## Exercise task
Retype each record below word for word. Leave the pictures out.

_ _ _ _

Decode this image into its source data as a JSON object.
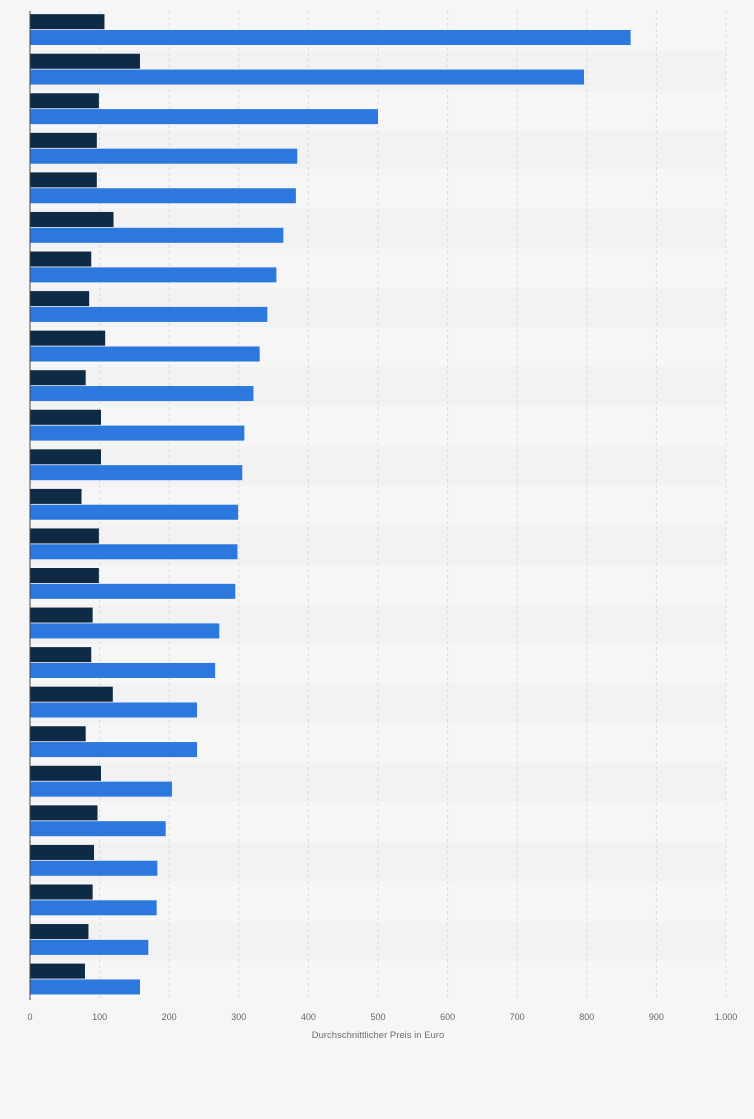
{
  "chart_data": {
    "type": "bar",
    "orientation": "horizontal",
    "title": "",
    "xlabel": "Durchschnittlicher Preis in Euro",
    "ylabel": "",
    "xlim": [
      0,
      1000
    ],
    "xticks": [
      0,
      100,
      200,
      300,
      400,
      500,
      600,
      700,
      800,
      900,
      1000
    ],
    "xtick_labels": [
      "0",
      "100",
      "200",
      "300",
      "400",
      "500",
      "600",
      "700",
      "800",
      "900",
      "1.000"
    ],
    "grid": true,
    "legend": "none",
    "category_count": 25,
    "series": [
      {
        "color": "#0f2a44",
        "values": [
          107,
          158,
          99,
          96,
          96,
          120,
          88,
          85,
          108,
          80,
          102,
          102,
          74,
          99,
          99,
          90,
          88,
          119,
          80,
          102,
          97,
          92,
          90,
          84,
          79
        ]
      },
      {
        "color": "#2c78de",
        "values": [
          863,
          796,
          500,
          384,
          382,
          364,
          354,
          341,
          330,
          321,
          308,
          305,
          299,
          298,
          295,
          272,
          266,
          240,
          240,
          204,
          195,
          183,
          182,
          170,
          158
        ]
      }
    ]
  }
}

_ _ _ _

## Written answer
Decode this image into its source data as a JSON object.
{
  "chart_data": {
    "type": "bar",
    "orientation": "horizontal",
    "title": "",
    "xlabel": "Durchschnittlicher Preis in Euro",
    "ylabel": "",
    "xlim": [
      0,
      1000
    ],
    "xticks": [
      0,
      100,
      200,
      300,
      400,
      500,
      600,
      700,
      800,
      900,
      1000
    ],
    "xtick_labels": [
      "0",
      "100",
      "200",
      "300",
      "400",
      "500",
      "600",
      "700",
      "800",
      "900",
      "1.000"
    ],
    "grid": true,
    "legend": "none",
    "category_count": 25,
    "series": [
      {
        "color": "#0f2a44",
        "values": [
          107,
          158,
          99,
          96,
          96,
          120,
          88,
          85,
          108,
          80,
          102,
          102,
          74,
          99,
          99,
          90,
          88,
          119,
          80,
          102,
          97,
          92,
          90,
          84,
          79
        ]
      },
      {
        "color": "#2c78de",
        "values": [
          863,
          796,
          500,
          384,
          382,
          364,
          354,
          341,
          330,
          321,
          308,
          305,
          299,
          298,
          295,
          272,
          266,
          240,
          240,
          204,
          195,
          183,
          182,
          170,
          158
        ]
      }
    ]
  }
}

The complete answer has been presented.